> REQUIRED WORK:
Begin at the line that contains "OCR this image." and repeat every line from there to the end of the records below, inclusive, without adding any other line.

> Excerpt from a dataset:

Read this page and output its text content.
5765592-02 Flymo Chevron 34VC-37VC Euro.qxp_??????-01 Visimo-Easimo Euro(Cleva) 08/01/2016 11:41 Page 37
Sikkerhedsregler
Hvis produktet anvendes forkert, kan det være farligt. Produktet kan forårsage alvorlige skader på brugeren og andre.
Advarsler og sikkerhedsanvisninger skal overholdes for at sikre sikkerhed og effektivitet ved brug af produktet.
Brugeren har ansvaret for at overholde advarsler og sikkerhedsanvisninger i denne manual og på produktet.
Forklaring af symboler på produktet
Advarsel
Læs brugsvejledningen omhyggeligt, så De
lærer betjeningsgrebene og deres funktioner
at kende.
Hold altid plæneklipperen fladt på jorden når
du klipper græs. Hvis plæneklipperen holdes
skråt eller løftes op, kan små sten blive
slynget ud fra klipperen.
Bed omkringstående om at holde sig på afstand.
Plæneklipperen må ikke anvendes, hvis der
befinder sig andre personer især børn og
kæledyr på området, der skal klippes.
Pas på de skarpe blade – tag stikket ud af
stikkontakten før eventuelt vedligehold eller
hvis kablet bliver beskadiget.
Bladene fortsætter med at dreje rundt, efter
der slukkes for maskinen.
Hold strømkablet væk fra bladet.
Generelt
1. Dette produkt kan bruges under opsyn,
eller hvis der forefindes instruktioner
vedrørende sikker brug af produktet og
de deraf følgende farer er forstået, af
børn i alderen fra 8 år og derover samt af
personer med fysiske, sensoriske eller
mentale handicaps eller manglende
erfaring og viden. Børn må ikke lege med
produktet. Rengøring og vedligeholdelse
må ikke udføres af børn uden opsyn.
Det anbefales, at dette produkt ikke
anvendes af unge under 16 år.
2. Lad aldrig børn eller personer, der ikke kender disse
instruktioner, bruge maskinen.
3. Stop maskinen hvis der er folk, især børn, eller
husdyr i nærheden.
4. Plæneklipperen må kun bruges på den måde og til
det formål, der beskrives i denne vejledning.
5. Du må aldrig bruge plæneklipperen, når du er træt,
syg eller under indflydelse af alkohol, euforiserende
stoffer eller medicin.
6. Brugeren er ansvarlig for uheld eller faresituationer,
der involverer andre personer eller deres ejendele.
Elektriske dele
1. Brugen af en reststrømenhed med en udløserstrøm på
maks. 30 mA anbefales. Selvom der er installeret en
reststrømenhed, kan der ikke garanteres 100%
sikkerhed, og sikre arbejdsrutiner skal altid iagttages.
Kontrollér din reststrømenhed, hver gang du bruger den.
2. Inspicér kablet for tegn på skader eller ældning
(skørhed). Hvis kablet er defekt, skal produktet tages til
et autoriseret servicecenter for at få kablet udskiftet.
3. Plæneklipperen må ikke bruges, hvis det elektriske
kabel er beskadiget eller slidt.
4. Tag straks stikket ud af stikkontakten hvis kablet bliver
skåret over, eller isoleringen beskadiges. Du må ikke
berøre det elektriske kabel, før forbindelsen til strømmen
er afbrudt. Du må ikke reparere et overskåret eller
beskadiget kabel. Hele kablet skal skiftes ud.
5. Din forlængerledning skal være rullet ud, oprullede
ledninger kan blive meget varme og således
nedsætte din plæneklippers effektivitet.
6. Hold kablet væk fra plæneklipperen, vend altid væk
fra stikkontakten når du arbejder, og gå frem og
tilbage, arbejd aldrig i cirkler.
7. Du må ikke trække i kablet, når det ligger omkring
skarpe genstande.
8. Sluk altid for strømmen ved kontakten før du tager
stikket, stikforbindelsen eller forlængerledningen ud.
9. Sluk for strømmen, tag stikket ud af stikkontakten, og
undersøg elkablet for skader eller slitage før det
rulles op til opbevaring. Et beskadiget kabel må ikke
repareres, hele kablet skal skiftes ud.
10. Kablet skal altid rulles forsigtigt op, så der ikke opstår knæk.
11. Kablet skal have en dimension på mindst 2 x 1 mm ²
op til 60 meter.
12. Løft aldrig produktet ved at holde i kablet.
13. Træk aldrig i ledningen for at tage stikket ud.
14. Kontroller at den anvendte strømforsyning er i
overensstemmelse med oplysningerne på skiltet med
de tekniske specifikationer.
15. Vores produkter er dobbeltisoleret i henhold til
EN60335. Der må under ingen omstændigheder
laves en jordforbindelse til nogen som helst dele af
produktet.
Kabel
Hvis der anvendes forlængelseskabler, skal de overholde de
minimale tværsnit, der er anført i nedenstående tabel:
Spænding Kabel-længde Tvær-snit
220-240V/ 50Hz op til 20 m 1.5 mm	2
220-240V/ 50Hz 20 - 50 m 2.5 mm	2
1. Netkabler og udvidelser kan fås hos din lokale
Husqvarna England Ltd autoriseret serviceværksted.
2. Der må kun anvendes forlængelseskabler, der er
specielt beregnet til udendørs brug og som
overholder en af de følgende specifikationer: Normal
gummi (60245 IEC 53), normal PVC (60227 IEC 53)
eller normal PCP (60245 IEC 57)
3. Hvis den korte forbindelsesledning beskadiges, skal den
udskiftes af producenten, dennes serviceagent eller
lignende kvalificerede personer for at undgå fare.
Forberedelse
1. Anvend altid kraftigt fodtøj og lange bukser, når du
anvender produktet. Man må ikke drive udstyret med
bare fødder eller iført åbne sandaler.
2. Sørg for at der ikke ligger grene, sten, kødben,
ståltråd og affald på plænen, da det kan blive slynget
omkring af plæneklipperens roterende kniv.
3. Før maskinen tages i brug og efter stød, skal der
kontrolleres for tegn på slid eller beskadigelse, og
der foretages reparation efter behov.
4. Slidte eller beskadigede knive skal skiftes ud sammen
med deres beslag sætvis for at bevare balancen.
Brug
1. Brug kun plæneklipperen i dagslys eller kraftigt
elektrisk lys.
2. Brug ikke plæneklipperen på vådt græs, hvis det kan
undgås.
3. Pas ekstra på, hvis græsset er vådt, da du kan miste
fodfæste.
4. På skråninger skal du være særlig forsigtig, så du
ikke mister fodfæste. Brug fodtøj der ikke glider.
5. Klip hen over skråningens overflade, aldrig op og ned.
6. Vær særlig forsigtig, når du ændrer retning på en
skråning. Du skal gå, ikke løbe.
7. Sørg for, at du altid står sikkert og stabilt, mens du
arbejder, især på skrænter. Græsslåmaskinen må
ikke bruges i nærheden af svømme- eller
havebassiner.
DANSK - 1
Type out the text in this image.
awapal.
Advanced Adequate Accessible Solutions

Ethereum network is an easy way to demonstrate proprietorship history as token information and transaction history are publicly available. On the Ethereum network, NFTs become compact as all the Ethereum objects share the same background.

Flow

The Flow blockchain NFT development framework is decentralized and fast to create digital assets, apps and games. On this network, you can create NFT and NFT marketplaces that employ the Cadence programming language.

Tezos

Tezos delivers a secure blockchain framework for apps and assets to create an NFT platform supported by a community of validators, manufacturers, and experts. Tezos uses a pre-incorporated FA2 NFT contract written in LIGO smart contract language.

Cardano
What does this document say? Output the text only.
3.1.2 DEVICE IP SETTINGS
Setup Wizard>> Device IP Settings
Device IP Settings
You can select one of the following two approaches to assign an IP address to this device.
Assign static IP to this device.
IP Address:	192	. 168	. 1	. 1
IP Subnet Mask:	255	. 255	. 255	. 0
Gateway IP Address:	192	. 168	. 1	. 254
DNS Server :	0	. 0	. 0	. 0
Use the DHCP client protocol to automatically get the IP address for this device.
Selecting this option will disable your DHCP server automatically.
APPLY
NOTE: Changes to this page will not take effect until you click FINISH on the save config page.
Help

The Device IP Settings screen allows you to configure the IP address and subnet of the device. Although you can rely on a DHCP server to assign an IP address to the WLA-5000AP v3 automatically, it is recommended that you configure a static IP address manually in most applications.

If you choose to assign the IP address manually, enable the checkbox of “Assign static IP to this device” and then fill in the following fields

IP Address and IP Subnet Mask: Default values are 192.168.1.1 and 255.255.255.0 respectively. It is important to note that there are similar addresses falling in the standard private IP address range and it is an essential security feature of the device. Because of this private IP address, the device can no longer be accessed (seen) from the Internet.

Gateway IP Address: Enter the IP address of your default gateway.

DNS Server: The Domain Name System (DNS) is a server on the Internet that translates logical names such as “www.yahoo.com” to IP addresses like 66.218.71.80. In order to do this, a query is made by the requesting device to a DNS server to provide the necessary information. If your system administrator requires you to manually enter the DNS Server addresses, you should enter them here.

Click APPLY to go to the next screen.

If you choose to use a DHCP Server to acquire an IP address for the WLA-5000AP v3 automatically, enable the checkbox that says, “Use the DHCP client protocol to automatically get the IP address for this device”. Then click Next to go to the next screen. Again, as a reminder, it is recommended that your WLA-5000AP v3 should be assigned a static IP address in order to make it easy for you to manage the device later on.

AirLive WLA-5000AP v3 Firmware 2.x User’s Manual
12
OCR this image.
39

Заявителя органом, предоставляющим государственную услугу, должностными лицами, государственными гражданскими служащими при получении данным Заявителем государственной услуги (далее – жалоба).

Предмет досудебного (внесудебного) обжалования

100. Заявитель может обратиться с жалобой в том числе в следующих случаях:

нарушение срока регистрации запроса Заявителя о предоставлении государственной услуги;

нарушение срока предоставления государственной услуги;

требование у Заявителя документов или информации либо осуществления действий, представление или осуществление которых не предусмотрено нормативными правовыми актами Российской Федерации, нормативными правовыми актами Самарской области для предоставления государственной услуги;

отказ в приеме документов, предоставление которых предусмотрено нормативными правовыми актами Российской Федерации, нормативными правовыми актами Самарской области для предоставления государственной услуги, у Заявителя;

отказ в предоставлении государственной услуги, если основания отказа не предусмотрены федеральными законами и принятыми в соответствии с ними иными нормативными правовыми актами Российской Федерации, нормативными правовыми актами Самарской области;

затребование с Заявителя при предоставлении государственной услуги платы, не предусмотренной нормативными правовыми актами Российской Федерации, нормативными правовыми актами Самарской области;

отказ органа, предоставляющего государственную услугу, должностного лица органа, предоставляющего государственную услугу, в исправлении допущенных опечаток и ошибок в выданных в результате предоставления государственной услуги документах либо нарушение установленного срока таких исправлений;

> ANSWER FOR THIS EXERCISE:
OCR this image.
39

Заявителя органом, предоставляющим государственную услугу, должностными лицами, государственными гражданскими служащими при получении данным Заявителем государственной услуги (далее – жалоба).

Предмет досудебного (внесудебного) обжалования

100. Заявитель может обратиться с жалобой в том числе в следующих случаях:

нарушение срока регистрации запроса Заявителя о предоставлении государственной услуги;

нарушение срока предоставления государственной услуги;

требование у Заявителя документов или информации либо осуществления действий, представление или осуществление которых не предусмотрено нормативными правовыми актами Российской Федерации, нормативными правовыми актами Самарской области для предоставления государственной услуги;

отказ в приеме документов, предоставление которых предусмотрено нормативными правовыми актами Российской Федерации, нормативными правовыми актами Самарской области для предоставления государственной услуги, у Заявителя;

отказ в предоставлении государственной услуги, если основания отказа не предусмотрены федеральными законами и принятыми в соответствии с ними иными нормативными правовыми актами Российской Федерации, нормативными правовыми актами Самарской области;

затребование с Заявителя при предоставлении государственной услуги платы, не предусмотренной нормативными правовыми актами Российской Федерации, нормативными правовыми актами Самарской области;

отказ органа, предоставляющего государственную услугу, должностного лица органа, предоставляющего государственную услугу, в исправлении допущенных опечаток и ошибок в выданных в результате предоставления государственной услуги документах либо нарушение установленного срока таких исправлений;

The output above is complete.